**Given exercise**
Pick out each line in these entries that contains the string "Nakatsui".

**Task material**
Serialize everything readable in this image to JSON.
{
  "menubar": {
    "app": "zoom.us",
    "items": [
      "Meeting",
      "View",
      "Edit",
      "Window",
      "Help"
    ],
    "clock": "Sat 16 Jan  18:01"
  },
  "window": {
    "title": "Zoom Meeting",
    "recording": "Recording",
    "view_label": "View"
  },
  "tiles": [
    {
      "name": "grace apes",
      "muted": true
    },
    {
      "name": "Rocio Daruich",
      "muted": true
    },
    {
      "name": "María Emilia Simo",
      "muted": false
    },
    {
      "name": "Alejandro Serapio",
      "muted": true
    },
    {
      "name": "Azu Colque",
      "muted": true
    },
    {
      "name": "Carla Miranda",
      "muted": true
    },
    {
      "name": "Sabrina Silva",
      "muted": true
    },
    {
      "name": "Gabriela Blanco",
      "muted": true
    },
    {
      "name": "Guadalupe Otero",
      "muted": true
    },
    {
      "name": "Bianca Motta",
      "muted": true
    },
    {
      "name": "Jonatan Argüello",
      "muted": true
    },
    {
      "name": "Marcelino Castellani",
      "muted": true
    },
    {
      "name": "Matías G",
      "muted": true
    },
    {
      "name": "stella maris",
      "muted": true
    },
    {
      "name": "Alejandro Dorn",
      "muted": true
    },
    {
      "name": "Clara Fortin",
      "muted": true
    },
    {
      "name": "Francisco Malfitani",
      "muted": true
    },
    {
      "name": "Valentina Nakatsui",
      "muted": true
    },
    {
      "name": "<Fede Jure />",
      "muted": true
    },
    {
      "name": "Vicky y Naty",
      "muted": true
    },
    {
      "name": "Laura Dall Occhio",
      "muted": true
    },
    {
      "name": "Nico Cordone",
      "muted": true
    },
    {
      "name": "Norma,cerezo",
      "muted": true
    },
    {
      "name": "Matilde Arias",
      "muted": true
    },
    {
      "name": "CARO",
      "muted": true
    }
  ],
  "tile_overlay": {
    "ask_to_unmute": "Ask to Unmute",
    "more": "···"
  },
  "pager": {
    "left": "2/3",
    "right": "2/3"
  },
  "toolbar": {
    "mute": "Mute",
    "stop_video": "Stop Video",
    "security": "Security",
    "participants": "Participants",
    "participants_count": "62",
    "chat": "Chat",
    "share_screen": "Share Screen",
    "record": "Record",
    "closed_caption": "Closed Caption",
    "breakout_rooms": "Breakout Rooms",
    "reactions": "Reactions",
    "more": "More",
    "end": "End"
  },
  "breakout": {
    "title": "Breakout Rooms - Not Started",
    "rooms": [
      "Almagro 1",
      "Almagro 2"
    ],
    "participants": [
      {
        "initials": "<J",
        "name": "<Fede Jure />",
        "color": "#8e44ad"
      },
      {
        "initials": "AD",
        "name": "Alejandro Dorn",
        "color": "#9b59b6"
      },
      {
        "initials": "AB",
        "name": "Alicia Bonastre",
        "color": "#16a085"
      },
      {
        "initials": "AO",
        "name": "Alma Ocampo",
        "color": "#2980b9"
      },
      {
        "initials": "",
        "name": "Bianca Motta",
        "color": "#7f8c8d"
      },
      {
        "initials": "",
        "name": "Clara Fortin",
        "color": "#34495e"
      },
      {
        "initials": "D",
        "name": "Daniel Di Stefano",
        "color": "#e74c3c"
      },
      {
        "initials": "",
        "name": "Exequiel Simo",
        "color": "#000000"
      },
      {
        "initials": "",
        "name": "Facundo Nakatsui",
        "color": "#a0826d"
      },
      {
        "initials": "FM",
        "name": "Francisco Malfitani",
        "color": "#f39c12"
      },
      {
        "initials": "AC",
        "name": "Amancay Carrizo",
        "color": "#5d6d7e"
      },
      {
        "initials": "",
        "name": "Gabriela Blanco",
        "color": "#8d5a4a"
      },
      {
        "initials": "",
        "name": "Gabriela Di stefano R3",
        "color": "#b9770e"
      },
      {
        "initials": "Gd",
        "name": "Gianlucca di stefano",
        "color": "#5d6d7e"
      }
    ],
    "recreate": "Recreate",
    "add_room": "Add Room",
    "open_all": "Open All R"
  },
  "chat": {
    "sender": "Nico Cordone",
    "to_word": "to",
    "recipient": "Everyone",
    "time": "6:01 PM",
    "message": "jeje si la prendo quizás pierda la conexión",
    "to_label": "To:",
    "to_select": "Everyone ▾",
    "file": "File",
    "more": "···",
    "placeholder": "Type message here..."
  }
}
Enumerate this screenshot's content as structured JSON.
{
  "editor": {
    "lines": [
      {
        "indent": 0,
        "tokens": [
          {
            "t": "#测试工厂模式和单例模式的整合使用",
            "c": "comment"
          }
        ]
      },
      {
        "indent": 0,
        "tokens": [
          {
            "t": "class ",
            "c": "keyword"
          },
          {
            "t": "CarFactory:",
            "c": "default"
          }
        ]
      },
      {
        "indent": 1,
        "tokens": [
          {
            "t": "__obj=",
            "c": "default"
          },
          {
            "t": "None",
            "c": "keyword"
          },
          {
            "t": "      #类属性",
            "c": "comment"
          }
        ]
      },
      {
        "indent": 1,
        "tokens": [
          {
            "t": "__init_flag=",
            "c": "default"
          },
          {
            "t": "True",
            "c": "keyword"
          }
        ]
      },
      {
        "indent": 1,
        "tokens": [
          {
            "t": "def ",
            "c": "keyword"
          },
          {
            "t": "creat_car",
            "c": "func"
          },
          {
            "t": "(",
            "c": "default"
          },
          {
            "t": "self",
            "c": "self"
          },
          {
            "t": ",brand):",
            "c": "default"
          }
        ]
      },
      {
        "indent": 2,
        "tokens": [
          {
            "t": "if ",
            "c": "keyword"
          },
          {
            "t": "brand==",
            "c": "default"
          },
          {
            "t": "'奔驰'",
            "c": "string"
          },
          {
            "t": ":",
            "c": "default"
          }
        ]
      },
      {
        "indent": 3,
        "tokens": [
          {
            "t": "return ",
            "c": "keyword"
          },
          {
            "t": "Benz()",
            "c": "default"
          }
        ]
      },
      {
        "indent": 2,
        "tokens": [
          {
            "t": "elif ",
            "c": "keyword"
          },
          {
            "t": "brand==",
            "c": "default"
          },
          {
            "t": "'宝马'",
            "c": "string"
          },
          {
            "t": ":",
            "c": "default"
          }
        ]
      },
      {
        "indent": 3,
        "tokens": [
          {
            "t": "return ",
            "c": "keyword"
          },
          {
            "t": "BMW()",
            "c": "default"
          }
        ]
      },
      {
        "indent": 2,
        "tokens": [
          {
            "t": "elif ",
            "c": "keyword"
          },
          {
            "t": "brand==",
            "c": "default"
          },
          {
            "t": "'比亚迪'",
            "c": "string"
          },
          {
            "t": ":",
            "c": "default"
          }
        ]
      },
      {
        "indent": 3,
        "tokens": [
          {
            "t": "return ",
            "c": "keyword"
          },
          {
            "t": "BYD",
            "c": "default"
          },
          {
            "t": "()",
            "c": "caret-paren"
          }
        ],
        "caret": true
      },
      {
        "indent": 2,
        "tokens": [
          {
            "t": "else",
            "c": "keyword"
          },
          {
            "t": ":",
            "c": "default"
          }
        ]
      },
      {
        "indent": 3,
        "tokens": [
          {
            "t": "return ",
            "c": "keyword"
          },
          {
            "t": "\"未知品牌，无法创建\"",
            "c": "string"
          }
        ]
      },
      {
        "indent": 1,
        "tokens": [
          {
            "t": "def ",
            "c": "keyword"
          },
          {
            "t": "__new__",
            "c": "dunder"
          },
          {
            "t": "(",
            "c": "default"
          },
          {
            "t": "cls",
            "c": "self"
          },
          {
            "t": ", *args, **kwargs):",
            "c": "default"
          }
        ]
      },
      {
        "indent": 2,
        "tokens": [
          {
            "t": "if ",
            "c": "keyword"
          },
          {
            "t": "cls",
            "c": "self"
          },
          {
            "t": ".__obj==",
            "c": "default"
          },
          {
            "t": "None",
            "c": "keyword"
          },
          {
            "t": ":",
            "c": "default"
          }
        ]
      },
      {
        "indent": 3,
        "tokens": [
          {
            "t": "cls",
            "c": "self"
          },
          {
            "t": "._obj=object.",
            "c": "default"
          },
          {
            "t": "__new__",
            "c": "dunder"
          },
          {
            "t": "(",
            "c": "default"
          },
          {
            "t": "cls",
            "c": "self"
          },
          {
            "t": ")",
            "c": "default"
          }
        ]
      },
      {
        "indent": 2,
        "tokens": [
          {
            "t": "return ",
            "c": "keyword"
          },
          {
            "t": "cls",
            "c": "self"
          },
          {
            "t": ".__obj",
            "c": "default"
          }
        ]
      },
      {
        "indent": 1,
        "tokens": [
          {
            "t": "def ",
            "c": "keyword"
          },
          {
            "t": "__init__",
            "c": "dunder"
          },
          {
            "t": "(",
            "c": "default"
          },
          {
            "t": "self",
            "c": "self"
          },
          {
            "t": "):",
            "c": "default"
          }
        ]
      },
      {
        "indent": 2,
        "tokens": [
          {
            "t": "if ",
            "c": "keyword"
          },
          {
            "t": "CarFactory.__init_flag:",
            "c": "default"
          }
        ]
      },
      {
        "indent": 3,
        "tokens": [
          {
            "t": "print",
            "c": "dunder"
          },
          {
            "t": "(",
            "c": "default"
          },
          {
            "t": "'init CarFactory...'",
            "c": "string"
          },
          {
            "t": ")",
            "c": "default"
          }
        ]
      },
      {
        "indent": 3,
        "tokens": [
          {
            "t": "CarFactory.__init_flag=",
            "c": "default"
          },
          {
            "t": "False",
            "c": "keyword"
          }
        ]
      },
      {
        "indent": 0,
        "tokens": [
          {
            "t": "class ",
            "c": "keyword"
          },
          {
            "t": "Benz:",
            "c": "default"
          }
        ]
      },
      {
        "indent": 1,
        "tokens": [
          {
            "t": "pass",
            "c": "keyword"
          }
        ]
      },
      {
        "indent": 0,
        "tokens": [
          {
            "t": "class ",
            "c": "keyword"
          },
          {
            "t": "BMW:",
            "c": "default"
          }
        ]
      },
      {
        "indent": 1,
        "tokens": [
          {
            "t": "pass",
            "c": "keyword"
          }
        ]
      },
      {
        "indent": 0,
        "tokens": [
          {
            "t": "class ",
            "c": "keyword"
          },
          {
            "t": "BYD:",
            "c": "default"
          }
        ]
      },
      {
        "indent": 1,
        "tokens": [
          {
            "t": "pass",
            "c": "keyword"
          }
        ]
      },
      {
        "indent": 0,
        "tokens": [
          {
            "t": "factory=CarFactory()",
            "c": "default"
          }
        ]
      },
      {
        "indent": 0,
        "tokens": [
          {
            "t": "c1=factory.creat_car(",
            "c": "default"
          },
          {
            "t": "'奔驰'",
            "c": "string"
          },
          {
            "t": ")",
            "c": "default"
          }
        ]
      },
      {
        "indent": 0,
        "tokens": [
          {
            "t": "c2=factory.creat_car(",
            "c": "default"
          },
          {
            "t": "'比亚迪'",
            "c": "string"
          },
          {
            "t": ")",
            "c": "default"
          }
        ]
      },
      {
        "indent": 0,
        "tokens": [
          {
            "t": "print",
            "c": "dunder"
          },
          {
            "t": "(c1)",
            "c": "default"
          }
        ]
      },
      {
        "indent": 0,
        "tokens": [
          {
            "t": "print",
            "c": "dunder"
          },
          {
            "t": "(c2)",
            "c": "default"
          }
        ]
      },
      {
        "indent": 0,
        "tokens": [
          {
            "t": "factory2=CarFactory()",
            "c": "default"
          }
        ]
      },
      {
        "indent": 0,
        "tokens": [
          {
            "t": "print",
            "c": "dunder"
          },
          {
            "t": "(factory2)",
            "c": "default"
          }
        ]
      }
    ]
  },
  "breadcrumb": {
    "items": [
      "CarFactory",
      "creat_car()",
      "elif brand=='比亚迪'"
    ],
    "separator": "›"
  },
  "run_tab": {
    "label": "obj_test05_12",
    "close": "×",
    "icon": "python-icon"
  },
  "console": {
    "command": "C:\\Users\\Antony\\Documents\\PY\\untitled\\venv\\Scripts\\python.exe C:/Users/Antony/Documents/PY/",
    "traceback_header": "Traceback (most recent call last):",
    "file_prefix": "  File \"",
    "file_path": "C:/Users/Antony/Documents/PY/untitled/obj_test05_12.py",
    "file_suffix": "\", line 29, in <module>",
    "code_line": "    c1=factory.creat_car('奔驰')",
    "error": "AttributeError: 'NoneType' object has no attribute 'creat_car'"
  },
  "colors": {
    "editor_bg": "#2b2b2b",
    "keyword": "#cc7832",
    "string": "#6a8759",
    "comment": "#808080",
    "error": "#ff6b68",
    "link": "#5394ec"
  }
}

**Written response**
      "name": "Valentina Nakatsui",
        "name": "Facundo Nakatsui",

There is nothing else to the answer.